◆ **TASK OBJECTIVE**: Your task is to extract every entry that follows word for word while excluding the pictures.

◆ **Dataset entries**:
start
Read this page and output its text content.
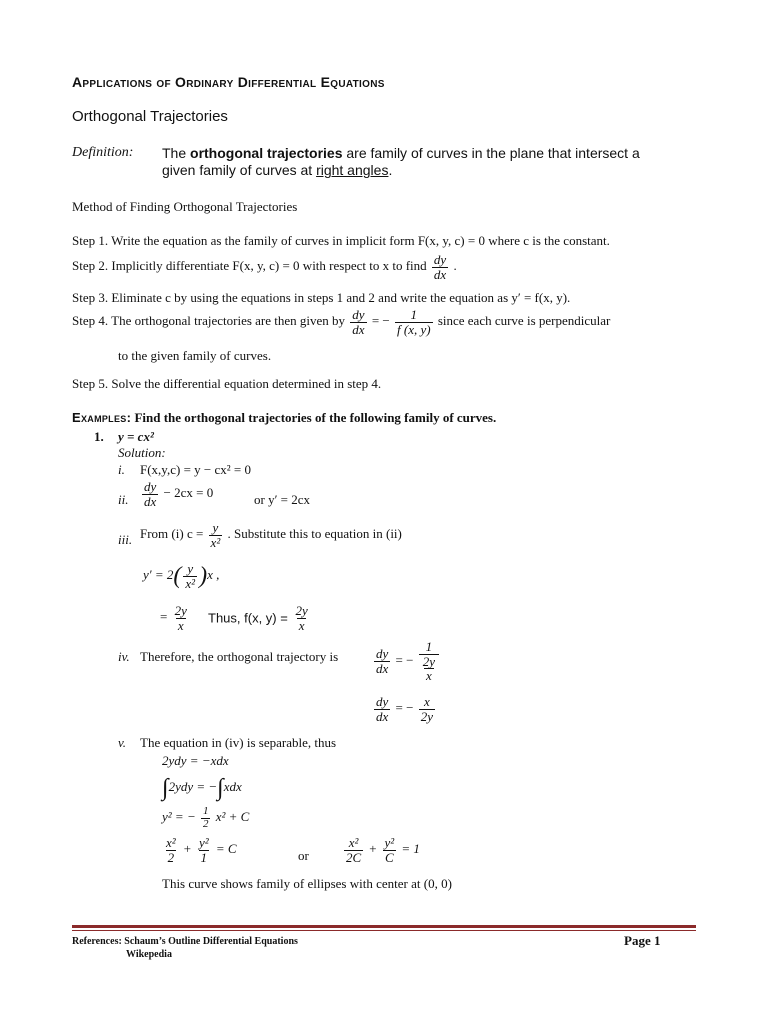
Applications of Ordinary Differential Equations
Orthogonal Trajectories
Definition: The orthogonal trajectories are family of curves in the plane that intersect a
given family of curves at right angles.
Method of Finding Orthogonal Trajectories
Step 1. Write the equation as the family of curves in implicit form F(x, y, c) = 0 where c is the constant.
Step 2. Implicitly differentiate F(x, y, c) = 0 with respect to x to find $\frac{dy}{dx}$ .
Step 3. Eliminate c by using the equations in steps 1 and 2 and write the equation as y′ = f(x, y).
Step 4. The orthogonal trajectories are then given by $\frac{dy}{dx}$ = − $\frac{1}{f (x, y)}$ since each curve is perpendicular
to the given family of curves.
Step 5. Solve the differential equation determined in step 4.
Examples: Find the orthogonal trajectories of the following family of curves.
1. y = cx²
Solution:
i. F(x,y,c) = y − cx² = 0
ii. $\frac{dy}{dx} - 2cx = 0$	or y′ = 2cx
iii. From (i) $c = \frac{y}{\text{x²}}$ . Substitute this to equation in (ii)
$y' = 2( \frac{y}{\text{x²}} )x$ ,
= $\frac{2y}{x}$ Thus, f(x, $y) = \frac{2y}{x}$
iv. Therefore, the orthogonal trajectory is	$\frac{dy}{dx}$ = − $\frac{1}{\frac{2y}{x}}$
$\frac{dy}{dx}$ = − $\frac{x}{2y}$
v. The equation in (iv) is separable, thus
2ydy = −xdx
∫2ydy = −∫xdx
y² = − $\frac{1}{2} x^2 + C$
$\frac{\text{x²}}{2} + \frac{\text{y²}}{1} = C$	or	$\frac{\text{x²}}{2C} + \frac{\text{y²}}{C} = 1$
This curve shows family of ellipses with center at (0, 0)
References: Schaum’s Outline Differential Equations
Wikepedia
Page 1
end
◆ **THE REPLY**:
Read this page and output its text content.
Applications of Ordinary Differential Equations
Orthogonal Trajectories
Definition: The orthogonal trajectories are family of curves in the plane that intersect a
given family of curves at right angles.
Method of Finding Orthogonal Trajectories
Step 1. Write the equation as the family of curves in implicit form F(x, y, c) = 0 where c is the constant.
Step 2. Implicitly differentiate F(x, y, c) = 0 with respect to x to find $\frac{dy}{dx}$ .
Step 3. Eliminate c by using the equations in steps 1 and 2 and write the equation as y′ = f(x, y).
Step 4. The orthogonal trajectories are then given by $\frac{dy}{dx}$ = − $\frac{1}{f (x, y)}$ since each curve is perpendicular
to the given family of curves.
Step 5. Solve the differential equation determined in step 4.
Examples: Find the orthogonal trajectories of the following family of curves.
1. y = cx²
Solution:
i. F(x,y,c) = y − cx² = 0
ii. $\frac{dy}{dx} - 2cx = 0$	or y′ = 2cx
iii. From (i) $c = \frac{y}{\text{x²}}$ . Substitute this to equation in (ii)
$y' = 2( \frac{y}{\text{x²}} )x$ ,
= $\frac{2y}{x}$ Thus, f(x, $y) = \frac{2y}{x}$
iv. Therefore, the orthogonal trajectory is	$\frac{dy}{dx}$ = − $\frac{1}{\frac{2y}{x}}$
$\frac{dy}{dx}$ = − $\frac{x}{2y}$
v. The equation in (iv) is separable, thus
2ydy = −xdx
∫2ydy = −∫xdx
y² = − $\frac{1}{2} x^2 + C$
$\frac{\text{x²}}{2} + \frac{\text{y²}}{1} = C$	or	$\frac{\text{x²}}{2C} + \frac{\text{y²}}{C} = 1$
This curve shows family of ellipses with center at (0, 0)
References: Schaum’s Outline Differential Equations
Wikepedia
Page 1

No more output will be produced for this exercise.